Start Source material
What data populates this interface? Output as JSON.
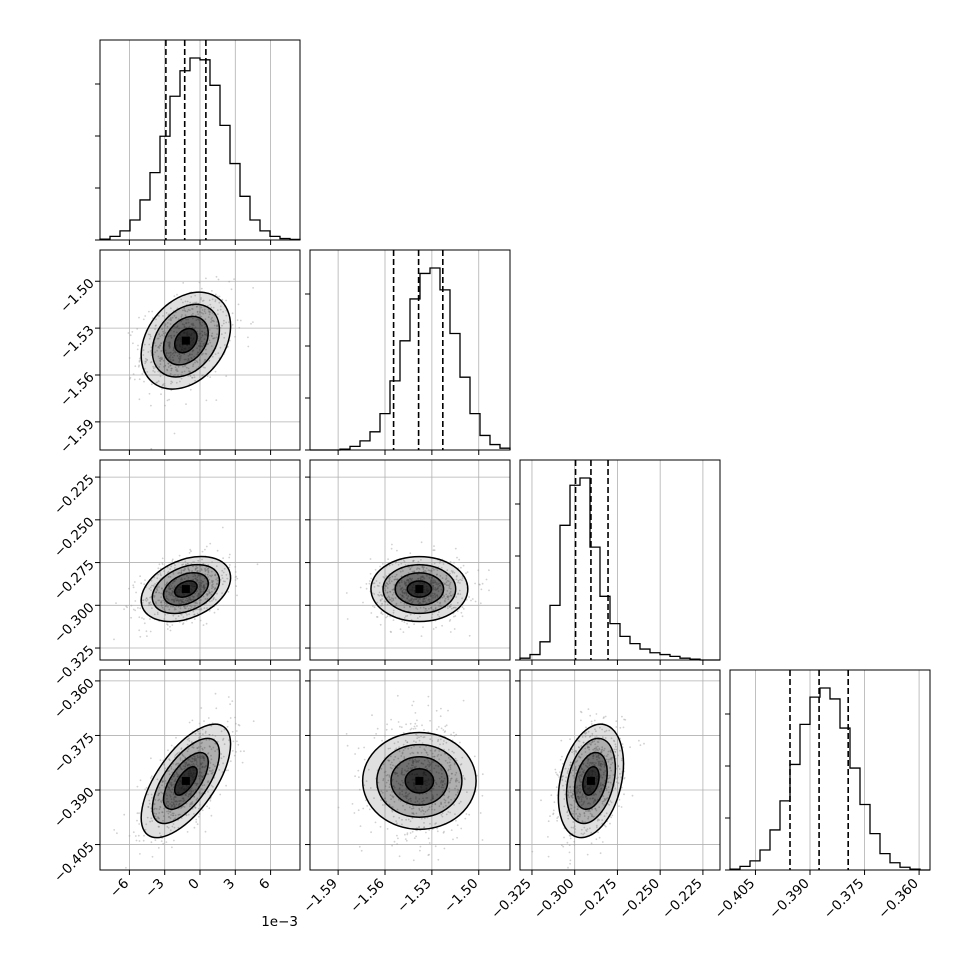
{
  "chart_data": {
    "type": "corner",
    "params": [
      {
        "range": [
          -0.0085,
          0.0085
        ],
        "ticks": [
          -0.006,
          -0.003,
          0,
          0.003,
          0.006
        ],
        "tick_labels": [
          "−6",
          "−3",
          "0",
          "3",
          "6"
        ],
        "offset_label": "1e−3",
        "quantiles": [
          -0.0029,
          -0.0013,
          0.0005
        ],
        "mean": -0.0012,
        "sd": 0.0019,
        "hist": [
          0.005,
          0.02,
          0.05,
          0.11,
          0.22,
          0.37,
          0.57,
          0.79,
          0.93,
          1.0,
          0.99,
          0.85,
          0.63,
          0.42,
          0.24,
          0.11,
          0.05,
          0.02,
          0.008,
          0.003
        ]
      },
      {
        "range": [
          -1.608,
          -1.48
        ],
        "ticks": [
          -1.59,
          -1.56,
          -1.53,
          -1.5
        ],
        "tick_labels": [
          "−1.59",
          "−1.56",
          "−1.53",
          "−1.50"
        ],
        "quantiles": [
          -1.5545,
          -1.5385,
          -1.523
        ],
        "mean": -1.538,
        "sd": 0.0155,
        "hist": [
          0.0,
          0.0,
          0.0,
          0.005,
          0.02,
          0.05,
          0.1,
          0.2,
          0.38,
          0.6,
          0.83,
          0.97,
          1.0,
          0.88,
          0.64,
          0.4,
          0.2,
          0.08,
          0.03,
          0.01
        ]
      },
      {
        "range": [
          -0.332,
          -0.215
        ],
        "ticks": [
          -0.325,
          -0.3,
          -0.275,
          -0.25,
          -0.225
        ],
        "tick_labels": [
          "−0.325",
          "−0.300",
          "−0.275",
          "−0.250",
          "−0.225"
        ],
        "quantiles": [
          -0.2995,
          -0.2905,
          -0.2805
        ],
        "mean": -0.2905,
        "sd": 0.0095,
        "hist": [
          0.01,
          0.03,
          0.1,
          0.3,
          0.74,
          0.96,
          1.0,
          0.62,
          0.35,
          0.2,
          0.13,
          0.09,
          0.06,
          0.04,
          0.03,
          0.02,
          0.01,
          0.005,
          0.0,
          0.0
        ]
      },
      {
        "range": [
          -0.412,
          -0.357
        ],
        "ticks": [
          -0.405,
          -0.39,
          -0.375,
          -0.36
        ],
        "tick_labels": [
          "−0.405",
          "−0.390",
          "−0.375",
          "−0.360"
        ],
        "quantiles": [
          -0.3955,
          -0.3875,
          -0.3795
        ],
        "mean": -0.3875,
        "sd": 0.0078,
        "hist": [
          0.005,
          0.02,
          0.05,
          0.11,
          0.22,
          0.38,
          0.58,
          0.8,
          0.95,
          1.0,
          0.94,
          0.78,
          0.56,
          0.36,
          0.2,
          0.09,
          0.04,
          0.015,
          0.005,
          0.0
        ]
      }
    ],
    "correlations": {
      "1-0": 0.3,
      "2-0": 0.35,
      "2-1": 0.0,
      "3-0": 0.65,
      "3-1": 0.0,
      "3-2": 0.3
    },
    "contour_sigma_levels": [
      0.5,
      1.0,
      1.5,
      2.0
    ],
    "scatter_points_per_panel": 700,
    "grid": true,
    "colors": {
      "line": "#000000",
      "points": "#9a9a9a",
      "grid": "#b0b0b0"
    }
  }
}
End Source material
The task: Find how many of the lines above have the word "mean" in them. State only that number.

Task answer: 4